Find the string "ของชาต" in the listing and report every line that has it.

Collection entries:
-=-=-=-=-

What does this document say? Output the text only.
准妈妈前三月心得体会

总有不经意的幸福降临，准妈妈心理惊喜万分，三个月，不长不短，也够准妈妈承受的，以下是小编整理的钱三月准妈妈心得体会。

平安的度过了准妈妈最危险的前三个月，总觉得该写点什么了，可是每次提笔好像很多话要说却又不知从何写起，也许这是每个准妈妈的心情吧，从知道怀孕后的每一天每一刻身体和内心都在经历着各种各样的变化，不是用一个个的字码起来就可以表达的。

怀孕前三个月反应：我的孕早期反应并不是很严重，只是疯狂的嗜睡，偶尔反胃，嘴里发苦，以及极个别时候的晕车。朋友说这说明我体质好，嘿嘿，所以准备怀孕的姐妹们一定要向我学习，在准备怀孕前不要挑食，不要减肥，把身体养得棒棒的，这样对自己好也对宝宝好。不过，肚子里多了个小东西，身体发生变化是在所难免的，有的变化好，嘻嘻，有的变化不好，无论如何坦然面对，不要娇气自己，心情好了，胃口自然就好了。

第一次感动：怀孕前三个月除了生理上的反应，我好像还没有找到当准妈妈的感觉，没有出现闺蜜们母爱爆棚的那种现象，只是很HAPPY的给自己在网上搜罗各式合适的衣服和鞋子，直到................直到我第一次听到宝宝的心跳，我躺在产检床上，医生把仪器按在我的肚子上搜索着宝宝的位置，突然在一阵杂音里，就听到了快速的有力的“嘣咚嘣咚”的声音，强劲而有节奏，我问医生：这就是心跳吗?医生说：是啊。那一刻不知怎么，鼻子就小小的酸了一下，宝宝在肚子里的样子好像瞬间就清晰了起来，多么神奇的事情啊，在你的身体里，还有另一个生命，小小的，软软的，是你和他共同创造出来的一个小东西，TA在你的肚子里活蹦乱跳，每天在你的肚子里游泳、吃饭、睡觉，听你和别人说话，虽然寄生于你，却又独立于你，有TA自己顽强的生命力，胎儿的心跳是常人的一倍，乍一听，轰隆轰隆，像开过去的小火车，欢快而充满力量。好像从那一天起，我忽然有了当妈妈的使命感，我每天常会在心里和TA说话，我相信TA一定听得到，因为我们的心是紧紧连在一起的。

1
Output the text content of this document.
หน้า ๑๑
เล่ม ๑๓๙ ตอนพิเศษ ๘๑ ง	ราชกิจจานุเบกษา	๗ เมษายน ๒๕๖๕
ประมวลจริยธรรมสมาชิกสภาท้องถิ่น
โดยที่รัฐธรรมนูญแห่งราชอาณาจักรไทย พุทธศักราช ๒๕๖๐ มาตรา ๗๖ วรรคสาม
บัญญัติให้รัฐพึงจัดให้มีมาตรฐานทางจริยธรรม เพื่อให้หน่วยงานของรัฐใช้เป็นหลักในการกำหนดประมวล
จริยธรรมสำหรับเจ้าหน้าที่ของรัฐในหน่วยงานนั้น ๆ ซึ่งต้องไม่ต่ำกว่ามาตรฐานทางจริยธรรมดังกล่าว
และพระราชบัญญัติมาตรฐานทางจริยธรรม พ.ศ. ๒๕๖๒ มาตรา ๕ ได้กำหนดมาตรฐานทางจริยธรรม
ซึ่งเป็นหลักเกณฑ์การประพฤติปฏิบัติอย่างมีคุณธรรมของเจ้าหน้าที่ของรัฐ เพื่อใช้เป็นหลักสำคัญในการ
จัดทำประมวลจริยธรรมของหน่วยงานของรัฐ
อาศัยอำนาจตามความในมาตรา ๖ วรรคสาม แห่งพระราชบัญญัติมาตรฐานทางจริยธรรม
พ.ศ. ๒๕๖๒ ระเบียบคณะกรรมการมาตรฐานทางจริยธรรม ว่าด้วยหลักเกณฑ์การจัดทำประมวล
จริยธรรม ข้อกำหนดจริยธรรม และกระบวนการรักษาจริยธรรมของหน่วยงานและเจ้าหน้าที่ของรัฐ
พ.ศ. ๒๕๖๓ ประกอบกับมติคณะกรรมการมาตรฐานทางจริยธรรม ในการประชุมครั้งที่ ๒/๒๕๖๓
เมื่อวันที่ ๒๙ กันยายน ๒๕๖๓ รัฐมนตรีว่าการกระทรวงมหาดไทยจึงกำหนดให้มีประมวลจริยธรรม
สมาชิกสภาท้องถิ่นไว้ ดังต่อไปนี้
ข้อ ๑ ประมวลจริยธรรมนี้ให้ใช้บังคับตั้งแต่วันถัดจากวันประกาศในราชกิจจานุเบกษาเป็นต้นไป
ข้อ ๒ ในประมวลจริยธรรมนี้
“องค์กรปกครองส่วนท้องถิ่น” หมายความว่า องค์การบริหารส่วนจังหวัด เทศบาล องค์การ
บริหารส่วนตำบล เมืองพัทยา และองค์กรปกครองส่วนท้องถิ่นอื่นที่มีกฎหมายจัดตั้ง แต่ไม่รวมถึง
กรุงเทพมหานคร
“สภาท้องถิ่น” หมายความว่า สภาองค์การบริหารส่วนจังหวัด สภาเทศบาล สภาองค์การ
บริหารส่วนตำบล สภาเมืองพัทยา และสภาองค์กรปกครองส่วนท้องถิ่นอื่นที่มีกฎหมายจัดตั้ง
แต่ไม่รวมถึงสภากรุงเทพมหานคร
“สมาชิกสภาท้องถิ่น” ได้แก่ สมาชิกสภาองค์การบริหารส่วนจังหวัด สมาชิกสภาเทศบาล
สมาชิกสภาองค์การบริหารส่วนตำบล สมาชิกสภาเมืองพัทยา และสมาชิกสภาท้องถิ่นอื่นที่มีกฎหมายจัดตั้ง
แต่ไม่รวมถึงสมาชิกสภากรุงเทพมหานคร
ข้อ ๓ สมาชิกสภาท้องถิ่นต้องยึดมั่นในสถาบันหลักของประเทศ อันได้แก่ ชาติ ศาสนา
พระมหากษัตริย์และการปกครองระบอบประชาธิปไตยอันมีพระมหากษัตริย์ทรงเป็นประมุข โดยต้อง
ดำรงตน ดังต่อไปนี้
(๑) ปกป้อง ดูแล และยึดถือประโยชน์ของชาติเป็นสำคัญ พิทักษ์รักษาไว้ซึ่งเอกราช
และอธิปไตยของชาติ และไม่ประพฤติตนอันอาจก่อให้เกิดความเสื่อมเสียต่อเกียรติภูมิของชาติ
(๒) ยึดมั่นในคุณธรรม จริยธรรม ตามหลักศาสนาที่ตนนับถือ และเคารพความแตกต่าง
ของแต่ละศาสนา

-=-=-=-=-

__SOLUTION TO THE PROBLEM__.
(๑) ปกป้อง ดูแล และยึดถือประโยชน์ของชาติเป็นสำคัญ พิทักษ์รักษาไว้ซึ่งเอกราช
และอธิปไตยของชาติ และไม่ประพฤติตนอันอาจก่อให้เกิดความเสื่อมเสียต่อเกียรติภูมิของชาติ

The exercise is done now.